Data for processing:
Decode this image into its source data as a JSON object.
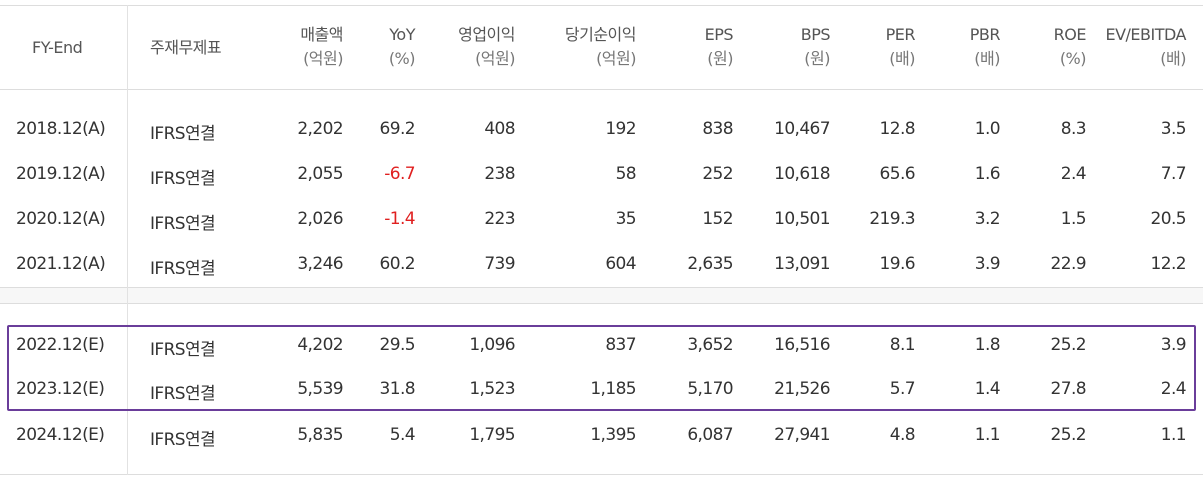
{
  "headers": [
    {
      "label": "FY-End",
      "unit": ""
    },
    {
      "label": "주재무제표",
      "unit": ""
    },
    {
      "label": "매출액",
      "unit": "(억원)"
    },
    {
      "label": "YoY",
      "unit": "(%)"
    },
    {
      "label": "영업이익",
      "unit": "(억원)"
    },
    {
      "label": "당기순이익",
      "unit": "(억원)"
    },
    {
      "label": "EPS",
      "unit": "(원)"
    },
    {
      "label": "BPS",
      "unit": "(원)"
    },
    {
      "label": "PER",
      "unit": "(배)"
    },
    {
      "label": "PBR",
      "unit": "(배)"
    },
    {
      "label": "ROE",
      "unit": "(%)"
    },
    {
      "label": "EV/EBITDA",
      "unit": "(배)"
    }
  ],
  "rows": [
    {
      "fy": "2018.12(A)",
      "basis": "IFRS연결",
      "sales": "2,202",
      "yoy": "69.2",
      "op": "408",
      "net": "192",
      "eps": "838",
      "bps": "10,467",
      "per": "12.8",
      "pbr": "1.0",
      "roe": "8.3",
      "ev": "3.5"
    },
    {
      "fy": "2019.12(A)",
      "basis": "IFRS연결",
      "sales": "2,055",
      "yoy": "-6.7",
      "op": "238",
      "net": "58",
      "eps": "252",
      "bps": "10,618",
      "per": "65.6",
      "pbr": "1.6",
      "roe": "2.4",
      "ev": "7.7"
    },
    {
      "fy": "2020.12(A)",
      "basis": "IFRS연결",
      "sales": "2,026",
      "yoy": "-1.4",
      "op": "223",
      "net": "35",
      "eps": "152",
      "bps": "10,501",
      "per": "219.3",
      "pbr": "3.2",
      "roe": "1.5",
      "ev": "20.5"
    },
    {
      "fy": "2021.12(A)",
      "basis": "IFRS연결",
      "sales": "3,246",
      "yoy": "60.2",
      "op": "739",
      "net": "604",
      "eps": "2,635",
      "bps": "13,091",
      "per": "19.6",
      "pbr": "3.9",
      "roe": "22.9",
      "ev": "12.2"
    },
    {
      "fy": "2022.12(E)",
      "basis": "IFRS연결",
      "sales": "4,202",
      "yoy": "29.5",
      "op": "1,096",
      "net": "837",
      "eps": "3,652",
      "bps": "16,516",
      "per": "8.1",
      "pbr": "1.8",
      "roe": "25.2",
      "ev": "3.9"
    },
    {
      "fy": "2023.12(E)",
      "basis": "IFRS연결",
      "sales": "5,539",
      "yoy": "31.8",
      "op": "1,523",
      "net": "1,185",
      "eps": "5,170",
      "bps": "21,526",
      "per": "5.7",
      "pbr": "1.4",
      "roe": "27.8",
      "ev": "2.4"
    },
    {
      "fy": "2024.12(E)",
      "basis": "IFRS연결",
      "sales": "5,835",
      "yoy": "5.4",
      "op": "1,795",
      "net": "1,395",
      "eps": "6,087",
      "bps": "27,941",
      "per": "4.8",
      "pbr": "1.1",
      "roe": "25.2",
      "ev": "1.1"
    }
  ],
  "colors": {
    "negative": "#e02020",
    "highlight_border": "#6a3d9a"
  }
}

Directive:
Repeat the material above word for word and skip every image in it.

Exercise answer:
Decode this image into its source data as a JSON object.
{
  "headers": [
    {
      "label": "FY-End",
      "unit": ""
    },
    {
      "label": "주재무제표",
      "unit": ""
    },
    {
      "label": "매출액",
      "unit": "(억원)"
    },
    {
      "label": "YoY",
      "unit": "(%)"
    },
    {
      "label": "영업이익",
      "unit": "(억원)"
    },
    {
      "label": "당기순이익",
      "unit": "(억원)"
    },
    {
      "label": "EPS",
      "unit": "(원)"
    },
    {
      "label": "BPS",
      "unit": "(원)"
    },
    {
      "label": "PER",
      "unit": "(배)"
    },
    {
      "label": "PBR",
      "unit": "(배)"
    },
    {
      "label": "ROE",
      "unit": "(%)"
    },
    {
      "label": "EV/EBITDA",
      "unit": "(배)"
    }
  ],
  "rows": [
    {
      "fy": "2018.12(A)",
      "basis": "IFRS연결",
      "sales": "2,202",
      "yoy": "69.2",
      "op": "408",
      "net": "192",
      "eps": "838",
      "bps": "10,467",
      "per": "12.8",
      "pbr": "1.0",
      "roe": "8.3",
      "ev": "3.5"
    },
    {
      "fy": "2019.12(A)",
      "basis": "IFRS연결",
      "sales": "2,055",
      "yoy": "-6.7",
      "op": "238",
      "net": "58",
      "eps": "252",
      "bps": "10,618",
      "per": "65.6",
      "pbr": "1.6",
      "roe": "2.4",
      "ev": "7.7"
    },
    {
      "fy": "2020.12(A)",
      "basis": "IFRS연결",
      "sales": "2,026",
      "yoy": "-1.4",
      "op": "223",
      "net": "35",
      "eps": "152",
      "bps": "10,501",
      "per": "219.3",
      "pbr": "3.2",
      "roe": "1.5",
      "ev": "20.5"
    },
    {
      "fy": "2021.12(A)",
      "basis": "IFRS연결",
      "sales": "3,246",
      "yoy": "60.2",
      "op": "739",
      "net": "604",
      "eps": "2,635",
      "bps": "13,091",
      "per": "19.6",
      "pbr": "3.9",
      "roe": "22.9",
      "ev": "12.2"
    },
    {
      "fy": "2022.12(E)",
      "basis": "IFRS연결",
      "sales": "4,202",
      "yoy": "29.5",
      "op": "1,096",
      "net": "837",
      "eps": "3,652",
      "bps": "16,516",
      "per": "8.1",
      "pbr": "1.8",
      "roe": "25.2",
      "ev": "3.9"
    },
    {
      "fy": "2023.12(E)",
      "basis": "IFRS연결",
      "sales": "5,539",
      "yoy": "31.8",
      "op": "1,523",
      "net": "1,185",
      "eps": "5,170",
      "bps": "21,526",
      "per": "5.7",
      "pbr": "1.4",
      "roe": "27.8",
      "ev": "2.4"
    },
    {
      "fy": "2024.12(E)",
      "basis": "IFRS연결",
      "sales": "5,835",
      "yoy": "5.4",
      "op": "1,795",
      "net": "1,395",
      "eps": "6,087",
      "bps": "27,941",
      "per": "4.8",
      "pbr": "1.1",
      "roe": "25.2",
      "ev": "1.1"
    }
  ],
  "colors": {
    "negative": "#e02020",
    "highlight_border": "#6a3d9a"
  }
}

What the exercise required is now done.